BRIEF: Return all of the data exactly as written, without the pictures.

+---+

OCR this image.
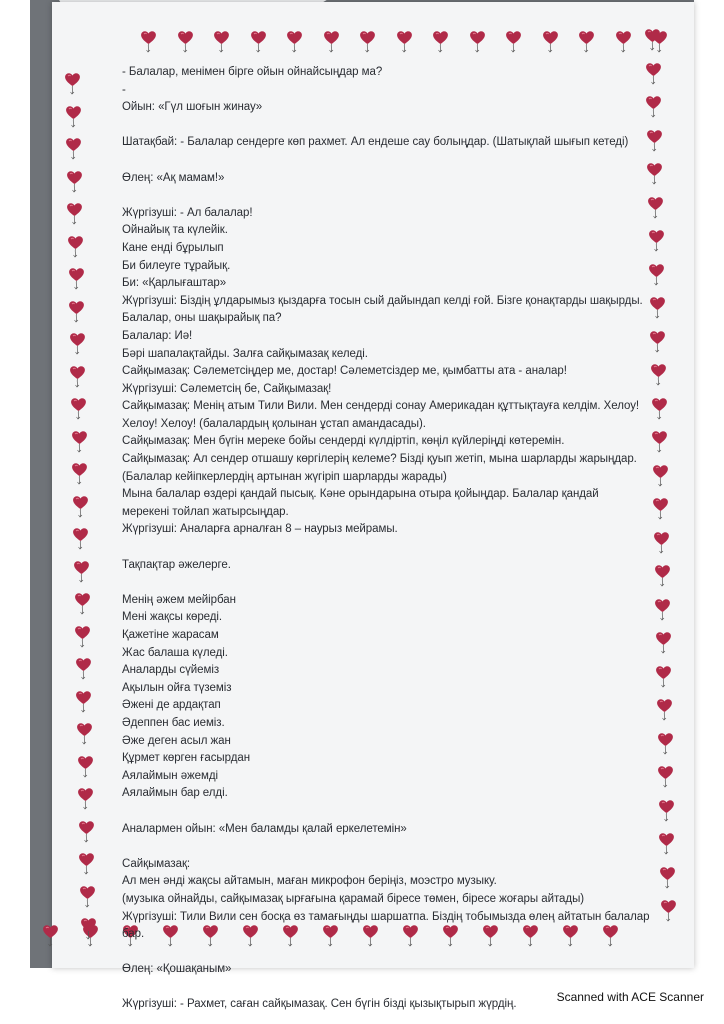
- Балалар, менімен бірге ойын ойнайсыңдар ма?
-
Ойын: «Гүл шоғын жинау»
Шатақбай: - Балалар сендерге көп рахмет. Ал ендеше сау болыңдар. (Шатықлай шығып кетеді)
Өлең: «Ақ мамам!»
Жүргізуші: - Ал балалар!
Ойнайық та күлейік.
Кане енді бұрылып
Би билеуге тұрайық.
Би: «Қарлығаштар»
Жүргізуші: Біздің ұлдарымыз қыздарға тосын сый дайындап келді ғой. Бізге қонақтарды шақырды.
Балалар, оны шақырайық па?
Балалар: Иә!
Бәрі шапалақтайды. Залға сайқымазақ келеді.
Сайқымазақ: Сәлеметсіңдер ме, достар! Сәлеметсіздер ме, қымбатты ата - аналар!
Жүргізуші: Сәлеметсің бе, Сайқымазақ!
Сайқымазақ: Менің атым Тили Вили. Мен сендерді сонау Америкадан құттықтауға келдім. Хелоу!
Хелоу! Хелоу! (балалардың қолынан ұстап амандасады).
Сайқымазақ: Мен бүгін мереке бойы сендерді күлдіртіп, көңіл күйлеріңді көтеремін.
Сайқымазақ: Ал сендер отшашу көргілерің келеме? Бізді қуып жетіп, мына шарларды жарыңдар.
(Балалар кейіпкерлердің артынан жүгіріп шарларды жарады)
Мына балалар өздері қандай пысық. Кәне орындарына отыра қойыңдар. Балалар қандай
мерекені тойлап жатырсыңдар.
Жүргізуші: Аналарға арналған 8 – наурыз мейрамы.
Тақпақтар әжелерге.
Менің әжем мейірбан
Мені жақсы көреді.
Қажетіне жарасам
Жас балаша күледі.
Аналарды сүйеміз
Ақылын ойға түземіз
Әжені де ардақтап
Әдеппен бас иеміз.
Әже деген асыл жан
Құрмет көрген ғасырдан
Аялаймын әжемді
Аялаймын бар елді.
Аналармен ойын: «Мен баламды қалай еркелетемін»
Сайқымазақ:
Ал мен әнді жақсы айтамын, маған микрофон беріңіз, моэстро музыку.
(музыка ойнайды, сайқымазақ ырғағына қарамай біресе төмен, біресе жоғары айтады)
Жүргізуші: Тили Вили сен босқа өз тамағыңды шаршатпа. Біздің тобымызда өлең айтатын балалар
бар.
Өлең: «Қошақаным»
Жүргізуші: - Рахмет, саған сайқымазақ. Сен бүгін бізді қызықтырып жүрдің.
Scanned with ACE Scanner
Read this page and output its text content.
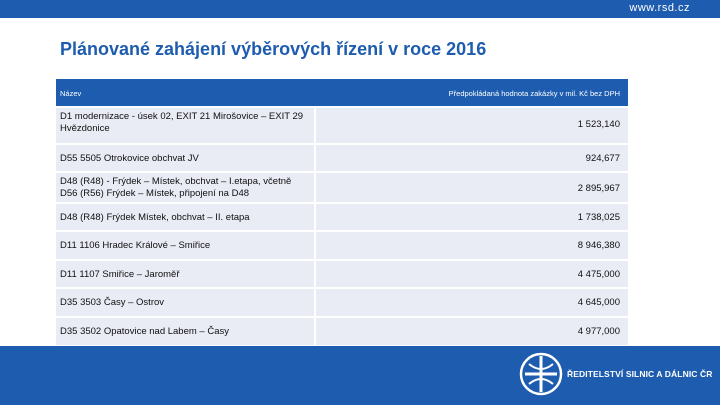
www.rsd.cz
Plánované zahájení výběrových řízení v roce 2016
Název	Předpokládaná hodnota zakázky v mil. Kč bez DPH
D1 modernizace - úsek 02, EXIT 21 Mirošovice – EXIT 29 Hvězdonice	1 523,140
D55 5505 Otrokovice obchvat JV	924,677
D48 (R48) - Frýdek – Místek, obchvat – I.etapa, včetně D56 (R56) Frýdek – Místek, připojení na D48	2 895,967
D48 (R48) Frýdek Místek, obchvat – II. etapa	1 738,025
D11 1106 Hradec Králové – Smiřice	8 946,380
D11 1107 Smiřice – Jaroměř	4 475,000
D35 3503 Časy – Ostrov	4 645,000
D35 3502 Opatovice nad Labem – Časy	4 977,000
ŘEDITELSTVÍ SILNIC A DÁLNIC ČR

+---+

OUTPUT OF THE TASK:
OCR this image.
- Балалар, менімен бірге ойын ойнайсыңдар ма?
-
Ойын: «Гүл шоғын жинау»
Шатақбай: - Балалар сендерге көп рахмет. Ал ендеше сау болыңдар. (Шатықлай шығып кетеді)
Өлең: «Ақ мамам!»
Жүргізуші: - Ал балалар!
Ойнайық та күлейік.
Кане енді бұрылып
Би билеуге тұрайық.
Би: «Қарлығаштар»
Жүргізуші: Біздің ұлдарымыз қыздарға тосын сый дайындап келді ғой. Бізге қонақтарды шақырды.
Балалар, оны шақырайық па?
Балалар: Иә!
Бәрі шапалақтайды. Залға сайқымазақ келеді.
Сайқымазақ: Сәлеметсіңдер ме, достар! Сәлеметсіздер ме, қымбатты ата - аналар!
Жүргізуші: Сәлеметсің бе, Сайқымазақ!
Сайқымазақ: Менің атым Тили Вили. Мен сендерді сонау Америкадан құттықтауға келдім. Хелоу!
Хелоу! Хелоу! (балалардың қолынан ұстап амандасады).
Сайқымазақ: Мен бүгін мереке бойы сендерді күлдіртіп, көңіл күйлеріңді көтеремін.
Сайқымазақ: Ал сендер отшашу көргілерің келеме? Бізді қуып жетіп, мына шарларды жарыңдар.
(Балалар кейіпкерлердің артынан жүгіріп шарларды жарады)
Мына балалар өздері қандай пысық. Кәне орындарына отыра қойыңдар. Балалар қандай
мерекені тойлап жатырсыңдар.
Жүргізуші: Аналарға арналған 8 – наурыз мейрамы.
Тақпақтар әжелерге.
Менің әжем мейірбан
Мені жақсы көреді.
Қажетіне жарасам
Жас балаша күледі.
Аналарды сүйеміз
Ақылын ойға түземіз
Әжені де ардақтап
Әдеппен бас иеміз.
Әже деген асыл жан
Құрмет көрген ғасырдан
Аялаймын әжемді
Аялаймын бар елді.
Аналармен ойын: «Мен баламды қалай еркелетемін»
Сайқымазақ:
Ал мен әнді жақсы айтамын, маған микрофон беріңіз, моэстро музыку.
(музыка ойнайды, сайқымазақ ырғағына қарамай біресе төмен, біресе жоғары айтады)
Жүргізуші: Тили Вили сен босқа өз тамағыңды шаршатпа. Біздің тобымызда өлең айтатын балалар
бар.
Өлең: «Қошақаным»
Жүргізуші: - Рахмет, саған сайқымазақ. Сен бүгін бізді қызықтырып жүрдің.
Scanned with ACE Scanner
Read this page and output its text content.
www.rsd.cz
Plánované zahájení výběrových řízení v roce 2016
Název	Předpokládaná hodnota zakázky v mil. Kč bez DPH
D1 modernizace - úsek 02, EXIT 21 Mirošovice – EXIT 29 Hvězdonice	1 523,140
D55 5505 Otrokovice obchvat JV	924,677
D48 (R48) - Frýdek – Místek, obchvat – I.etapa, včetně D56 (R56) Frýdek – Místek, připojení na D48	2 895,967
D48 (R48) Frýdek Místek, obchvat – II. etapa	1 738,025
D11 1106 Hradec Králové – Smiřice	8 946,380
D11 1107 Smiřice – Jaroměř	4 475,000
D35 3503 Časy – Ostrov	4 645,000
D35 3502 Opatovice nad Labem – Časy	4 977,000
ŘEDITELSTVÍ SILNIC A DÁLNIC ČR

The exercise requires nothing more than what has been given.